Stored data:
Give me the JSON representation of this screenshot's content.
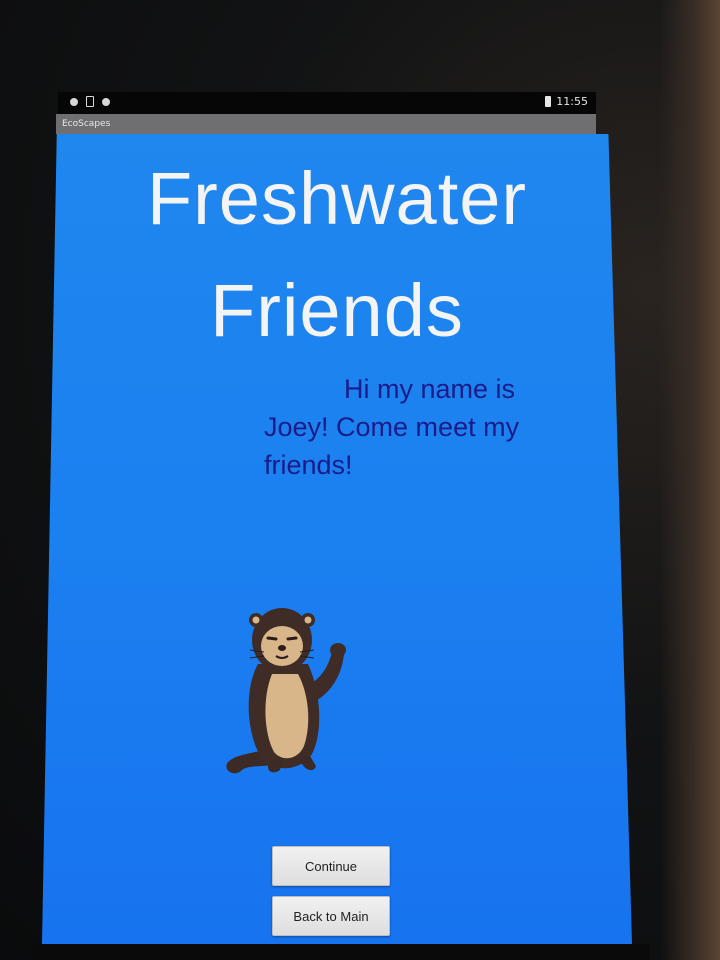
{
  "status_bar": {
    "time": "11:55",
    "icons": [
      "notification-dot-icon",
      "sim-card-icon",
      "notification-dot-icon",
      "battery-icon"
    ]
  },
  "action_bar": {
    "app_title": "EcoScapes"
  },
  "main": {
    "title_line1": "Freshwater",
    "title_line2": "Friends",
    "speech_line1": "Hi my name is",
    "speech_line2": "Joey! Come meet my",
    "speech_line3": "friends!",
    "mascot_icon": "otter-illustration"
  },
  "buttons": {
    "continue_label": "Continue",
    "back_label": "Back to Main"
  },
  "colors": {
    "background_blue": "#1b80f0",
    "title_text": "#f4f4f4",
    "speech_text": "#1b1b8a",
    "action_bar": "#6f6f71"
  }
}
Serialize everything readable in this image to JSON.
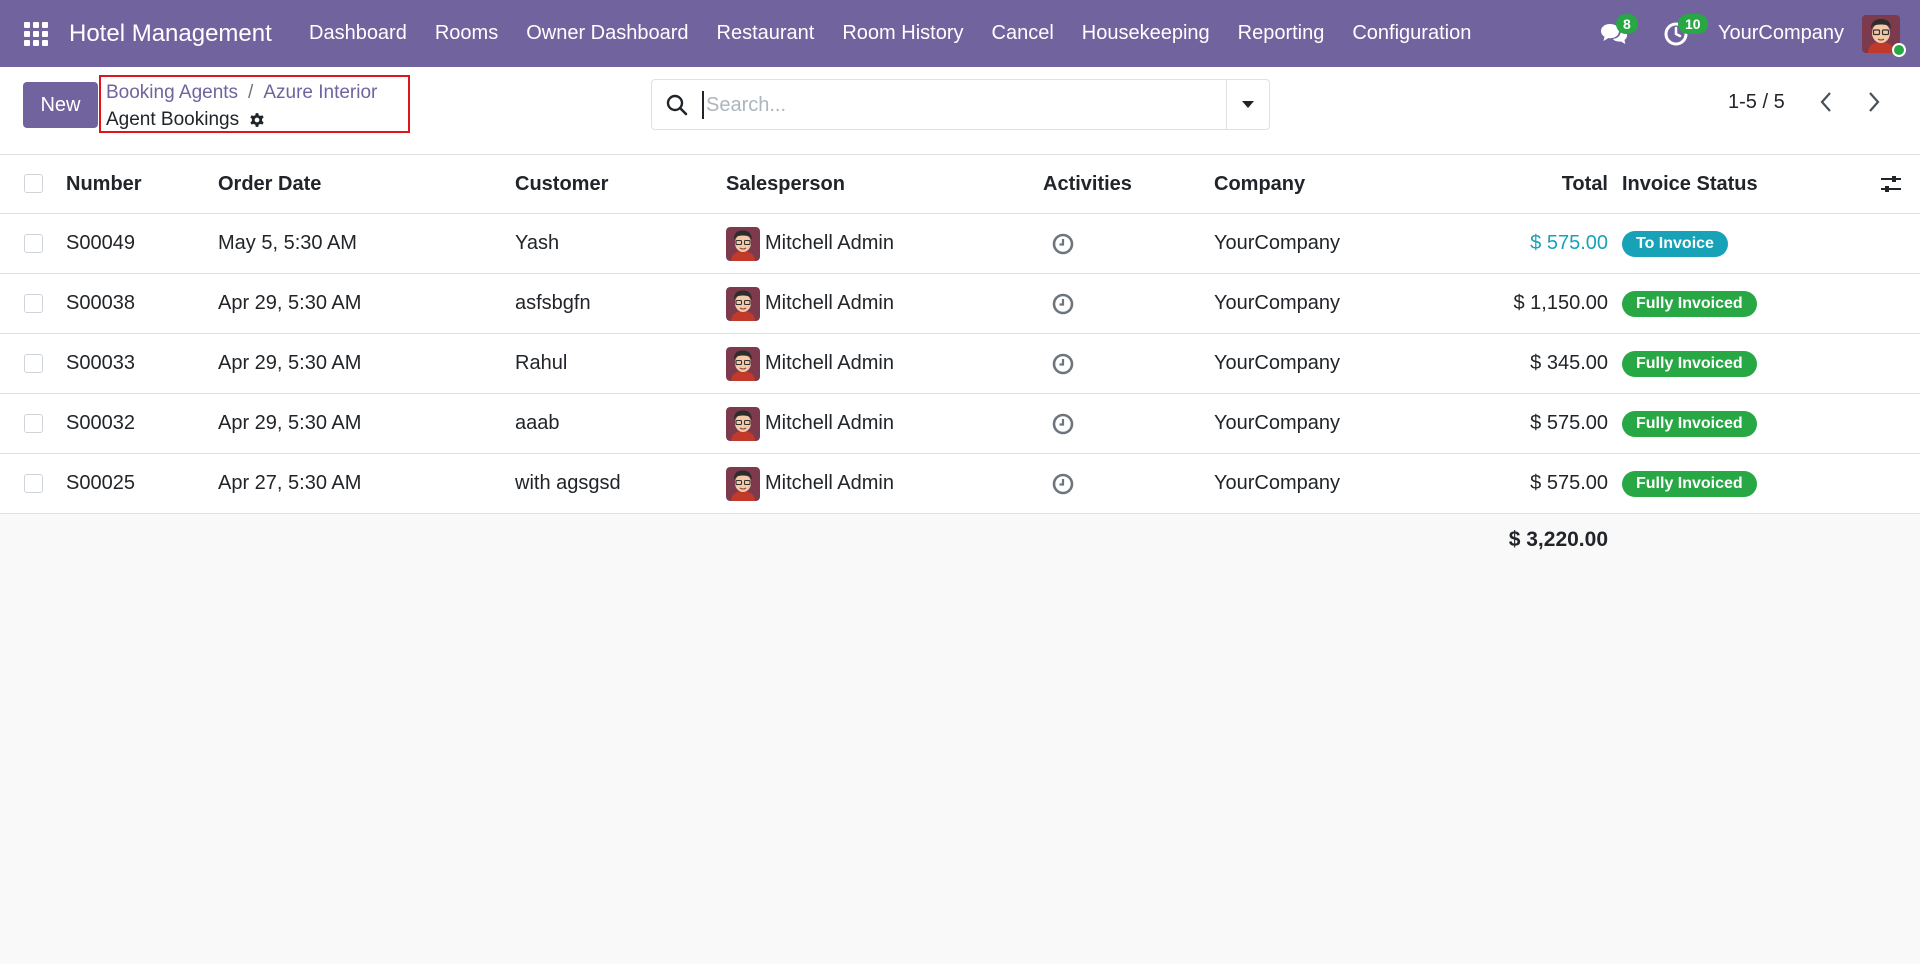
{
  "app": {
    "brand": "Hotel Management",
    "menu": [
      "Dashboard",
      "Rooms",
      "Owner Dashboard",
      "Restaurant",
      "Room History",
      "Cancel",
      "Housekeeping",
      "Reporting",
      "Configuration"
    ],
    "messages_count": "8",
    "activities_count": "10",
    "company": "YourCompany",
    "accent_color": "#71639e"
  },
  "control": {
    "new_label": "New",
    "breadcrumb": [
      "Booking Agents",
      "Azure Interior"
    ],
    "breadcrumb_separator": "/",
    "current": "Agent Bookings",
    "search_placeholder": "Search...",
    "pager": "1-5 / 5"
  },
  "table": {
    "columns": {
      "number": "Number",
      "order_date": "Order Date",
      "customer": "Customer",
      "salesperson": "Salesperson",
      "activities": "Activities",
      "company": "Company",
      "total": "Total",
      "invoice_status": "Invoice Status"
    },
    "rows": [
      {
        "number": "S00049",
        "date": "May 5, 5:30 AM",
        "customer": "Yash",
        "salesperson": "Mitchell Admin",
        "company": "YourCompany",
        "total": "$ 575.00",
        "status": "To Invoice",
        "status_color": "#17a2b8"
      },
      {
        "number": "S00038",
        "date": "Apr 29, 5:30 AM",
        "customer": "asfsbgfn",
        "salesperson": "Mitchell Admin",
        "company": "YourCompany",
        "total": "$ 1,150.00",
        "status": "Fully Invoiced",
        "status_color": "#28a745"
      },
      {
        "number": "S00033",
        "date": "Apr 29, 5:30 AM",
        "customer": "Rahul",
        "salesperson": "Mitchell Admin",
        "company": "YourCompany",
        "total": "$ 345.00",
        "status": "Fully Invoiced",
        "status_color": "#28a745"
      },
      {
        "number": "S00032",
        "date": "Apr 29, 5:30 AM",
        "customer": "aaab",
        "salesperson": "Mitchell Admin",
        "company": "YourCompany",
        "total": "$ 575.00",
        "status": "Fully Invoiced",
        "status_color": "#28a745"
      },
      {
        "number": "S00025",
        "date": "Apr 27, 5:30 AM",
        "customer": "with agsgsd",
        "salesperson": "Mitchell Admin",
        "company": "YourCompany",
        "total": "$ 575.00",
        "status": "Fully Invoiced",
        "status_color": "#28a745"
      }
    ],
    "grand_total": "$ 3,220.00"
  }
}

- Problem details
Copy out every line of the listing that contains the string "JSON".

- Task answer
Give me the JSON representation of this screenshot's content.
Serialize everything readable in this image to JSON.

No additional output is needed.